§ **TO DO**
Retype each record below word for word. Leave the pictures out.
======== ENTRIES ========
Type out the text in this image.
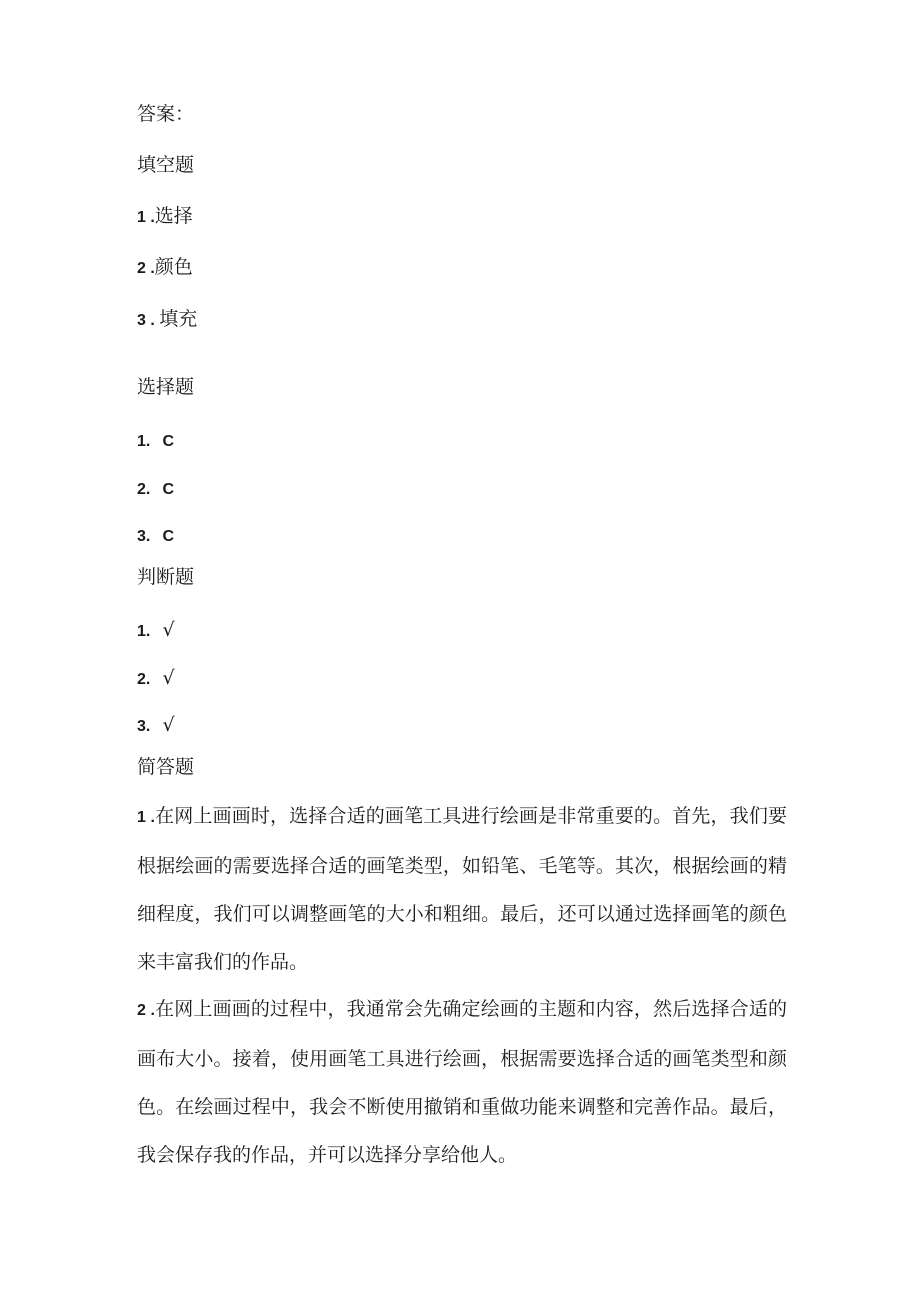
答案：
填空题
1 .选择
2 .颜色
3 . 填充
选择题
1. C
2. C
3. C
判断题
1. √
2. √
3. √
简答题
1 .在网上画画时，选择合适的画笔工具进行绘画是非常重要的。首先，我们要根据绘画的需要选择合适的画笔类型，如铅笔、毛笔等。其次，根据绘画的精细程度，我们可以调整画笔的大小和粗细。最后，还可以通过选择画笔的颜色来丰富我们的作品。
2 .在网上画画的过程中，我通常会先确定绘画的主题和内容，然后选择合适的画布大小。接着，使用画笔工具进行绘画，根据需要选择合适的画笔类型和颜色。在绘画过程中，我会不断使用撤销和重做功能来调整和完善作品。最后，我会保存我的作品，并可以选择分享给他人。
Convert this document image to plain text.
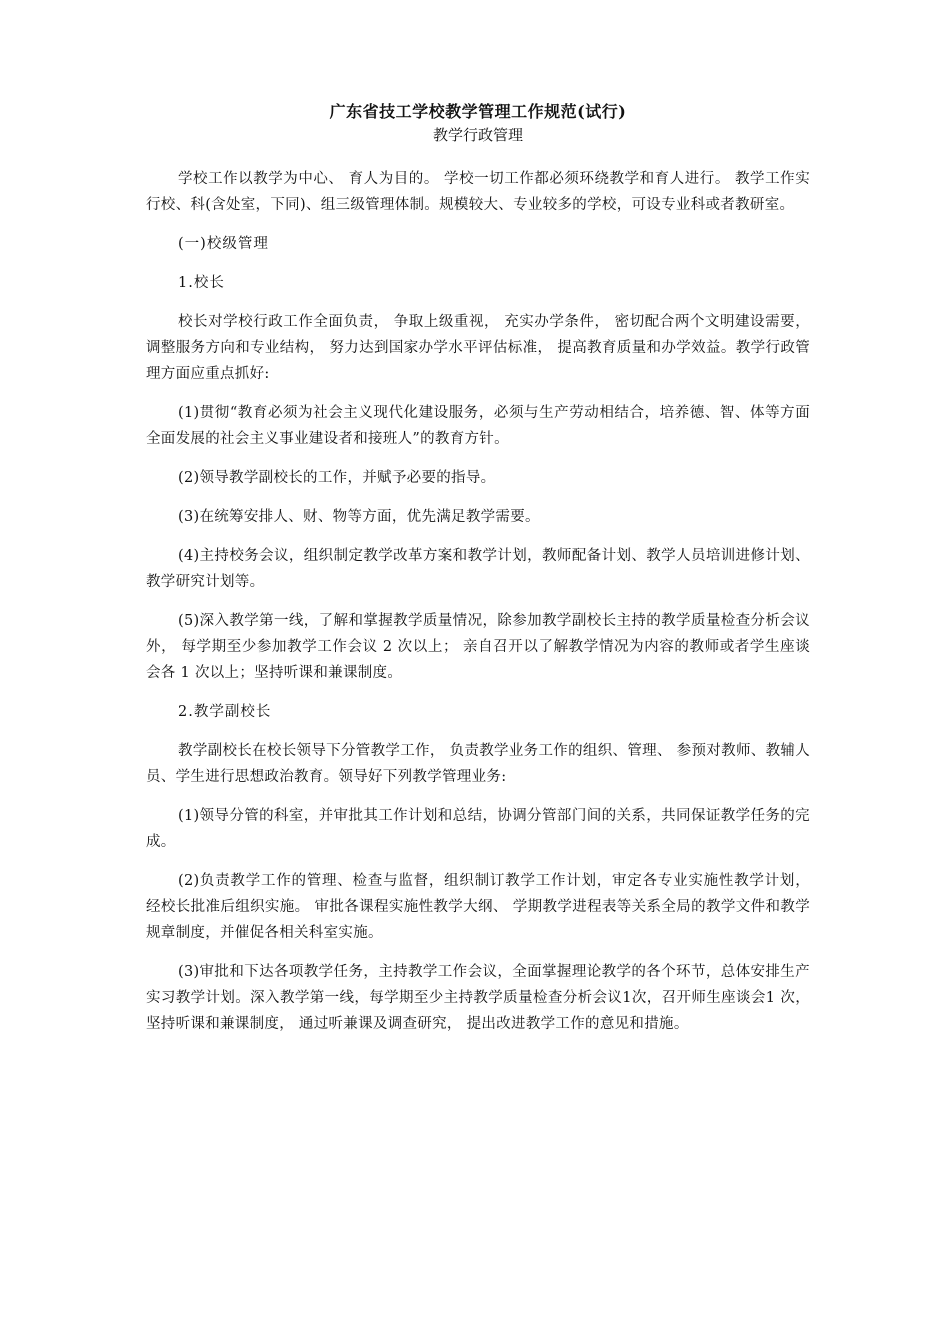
广东省技工学校教学管理工作规范(试行)
教学行政管理

学校工作以教学为中心、 育人为目的。 学校一切工作都必须环绕教学和育人进行。 教学工作实行校、科(含处室，下同)、组三级管理体制。规模较大、专业较多的学校，可设专业科或者教研室。

(一)校级管理

1.校长

校长对学校行政工作全面负责， 争取上级重视， 充实办学条件， 密切配合两个文明建设需要， 调整服务方向和专业结构， 努力达到国家办学水平评估标准， 提高教育质量和办学效益。教学行政管理方面应重点抓好:

(1)贯彻“教育必须为社会主义现代化建设服务，必须与生产劳动相结合，培养德、智、体等方面全面发展的社会主义事业建设者和接班人”的教育方针。

(2)领导教学副校长的工作，并赋予必要的指导。

(3)在统筹安排人、财、物等方面，优先满足教学需要。

(4)主持校务会议，组织制定教学改革方案和教学计划，教师配备计划、教学人员培训进修计划、教学研究计划等。

(5)深入教学第一线，了解和掌握教学质量情况，除参加教学副校长主持的教学质量检查分析会议外， 每学期至少参加教学工作会议 2 次以上； 亲自召开以了解教学情况为内容的教师或者学生座谈会各 1 次以上；坚持听课和兼课制度。

2.教学副校长

教学副校长在校长领导下分管教学工作， 负责教学业务工作的组织、管理、 参预对教师、教辅人员、学生进行思想政治教育。领导好下列教学管理业务:

(1)领导分管的科室，并审批其工作计划和总结，协调分管部门间的关系，共同保证教学任务的完成。

(2)负责教学工作的管理、检查与监督，组织制订教学工作计划，审定各专业实施性教学计划， 经校长批准后组织实施。 审批各课程实施性教学大纲、 学期教学进程表等关系全局的教学文件和教学规章制度，并催促各相关科室实施。

(3)审批和下达各项教学任务，主持教学工作会议，全面掌握理论教学的各个环节，总体安排生产实习教学计划。深入教学第一线，每学期至少主持教学质量检查分析会议1次，召开师生座谈会1 次，坚持听课和兼课制度， 通过听兼课及调查研究， 提出改进教学工作的意见和措施。
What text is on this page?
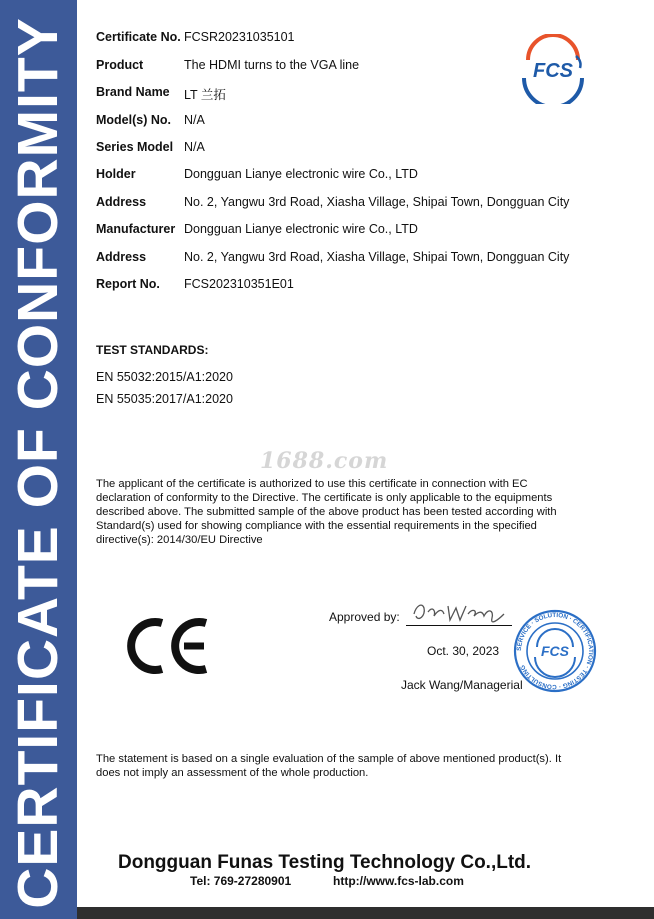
CERTIFICATE OF CONFORMITY Certificate No. FCSR20231035101
Product	The HDMI turns to the VGA line
Brand Name LT 兰拓
Model(s) No. N/A
Series Model N/A
Holder	Dongguan Lianye electronic wire Co., LTD
Address	No. 2, Yangwu 3rd Road, Xiasha Village, Shipai Town, Dongguan City
Manufacturer Dongguan Lianye electronic wire Co., LTD
Address	No. 2, Yangwu 3rd Road, Xiasha Village, Shipai Town, Dongguan City
Report No. FCS202310351E01
FCS
TEST STANDARDS:
EN 55032:2015/A1:2020
EN 55035:2017/A1:2020
1688.com
The applicant of the certificate is authorized to use this certificate in connection with EC
declaration of conformity to the Directive. The certificate is only applicable to the equipments
described above. The submitted sample of the above product has been tested according with
Standard(s) used for showing compliance with the essential requirements in the specified
directive(s): 2014/30/EU Directive
Approved by:
Oct. 30, 2023
Jack Wang/Managerial
SERVICE · SOLUTION · CERTIFICATION · TESTING · CONSULTING
FCS
The statement is based on a single evaluation of the sample of above mentioned product(s). It
does not imply an assessment of the whole production.
Dongguan Funas Testing Technology Co.,Ltd.
Tel: 769-27280901	http://www.fcs-lab.com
========
§ **COMPLETED EXERCISE**
Type out the text in this image.
答案：
填空题
1 .选择
2 .颜色
3 . 填充
选择题
1. C
2. C
3. C
判断题
1. √
2. √
3. √
简答题
1 .在网上画画时，选择合适的画笔工具进行绘画是非常重要的。首先，我们要根据绘画的需要选择合适的画笔类型，如铅笔、毛笔等。其次，根据绘画的精细程度，我们可以调整画笔的大小和粗细。最后，还可以通过选择画笔的颜色来丰富我们的作品。
2 .在网上画画的过程中，我通常会先确定绘画的主题和内容，然后选择合适的画布大小。接着，使用画笔工具进行绘画，根据需要选择合适的画笔类型和颜色。在绘画过程中，我会不断使用撤销和重做功能来调整和完善作品。最后，我会保存我的作品，并可以选择分享给他人。
Convert this document image to plain text.
广东省技工学校教学管理工作规范(试行)
教学行政管理

学校工作以教学为中心、 育人为目的。 学校一切工作都必须环绕教学和育人进行。 教学工作实行校、科(含处室，下同)、组三级管理体制。规模较大、专业较多的学校，可设专业科或者教研室。

(一)校级管理

1.校长

校长对学校行政工作全面负责， 争取上级重视， 充实办学条件， 密切配合两个文明建设需要， 调整服务方向和专业结构， 努力达到国家办学水平评估标准， 提高教育质量和办学效益。教学行政管理方面应重点抓好:

(1)贯彻“教育必须为社会主义现代化建设服务，必须与生产劳动相结合，培养德、智、体等方面全面发展的社会主义事业建设者和接班人”的教育方针。

(2)领导教学副校长的工作，并赋予必要的指导。

(3)在统筹安排人、财、物等方面，优先满足教学需要。

(4)主持校务会议，组织制定教学改革方案和教学计划，教师配备计划、教学人员培训进修计划、教学研究计划等。

(5)深入教学第一线，了解和掌握教学质量情况，除参加教学副校长主持的教学质量检查分析会议外， 每学期至少参加教学工作会议 2 次以上； 亲自召开以了解教学情况为内容的教师或者学生座谈会各 1 次以上；坚持听课和兼课制度。

2.教学副校长

教学副校长在校长领导下分管教学工作， 负责教学业务工作的组织、管理、 参预对教师、教辅人员、学生进行思想政治教育。领导好下列教学管理业务:

(1)领导分管的科室，并审批其工作计划和总结，协调分管部门间的关系，共同保证教学任务的完成。

(2)负责教学工作的管理、检查与监督，组织制订教学工作计划，审定各专业实施性教学计划， 经校长批准后组织实施。 审批各课程实施性教学大纲、 学期教学进程表等关系全局的教学文件和教学规章制度，并催促各相关科室实施。

(3)审批和下达各项教学任务，主持教学工作会议，全面掌握理论教学的各个环节，总体安排生产实习教学计划。深入教学第一线，每学期至少主持教学质量检查分析会议1次，召开师生座谈会1 次，坚持听课和兼课制度， 通过听兼课及调查研究， 提出改进教学工作的意见和措施。
What text is on this page?
CERTIFICATE OF CONFORMITY Certificate No. FCSR20231035101
Product	The HDMI turns to the VGA line
Brand Name LT 兰拓
Model(s) No. N/A
Series Model N/A
Holder	Dongguan Lianye electronic wire Co., LTD
Address	No. 2, Yangwu 3rd Road, Xiasha Village, Shipai Town, Dongguan City
Manufacturer Dongguan Lianye electronic wire Co., LTD
Address	No. 2, Yangwu 3rd Road, Xiasha Village, Shipai Town, Dongguan City
Report No. FCS202310351E01
FCS
TEST STANDARDS:
EN 55032:2015/A1:2020
EN 55035:2017/A1:2020
1688.com
The applicant of the certificate is authorized to use this certificate in connection with EC
declaration of conformity to the Directive. The certificate is only applicable to the equipments
described above. The submitted sample of the above product has been tested according with
Standard(s) used for showing compliance with the essential requirements in the specified
directive(s): 2014/30/EU Directive
Approved by:
Oct. 30, 2023
Jack Wang/Managerial
SERVICE · SOLUTION · CERTIFICATION · TESTING · CONSULTING
FCS
The statement is based on a single evaluation of the sample of above mentioned product(s). It
does not imply an assessment of the whole production.
Dongguan Funas Testing Technology Co.,Ltd.
Tel: 769-27280901	http://www.fcs-lab.com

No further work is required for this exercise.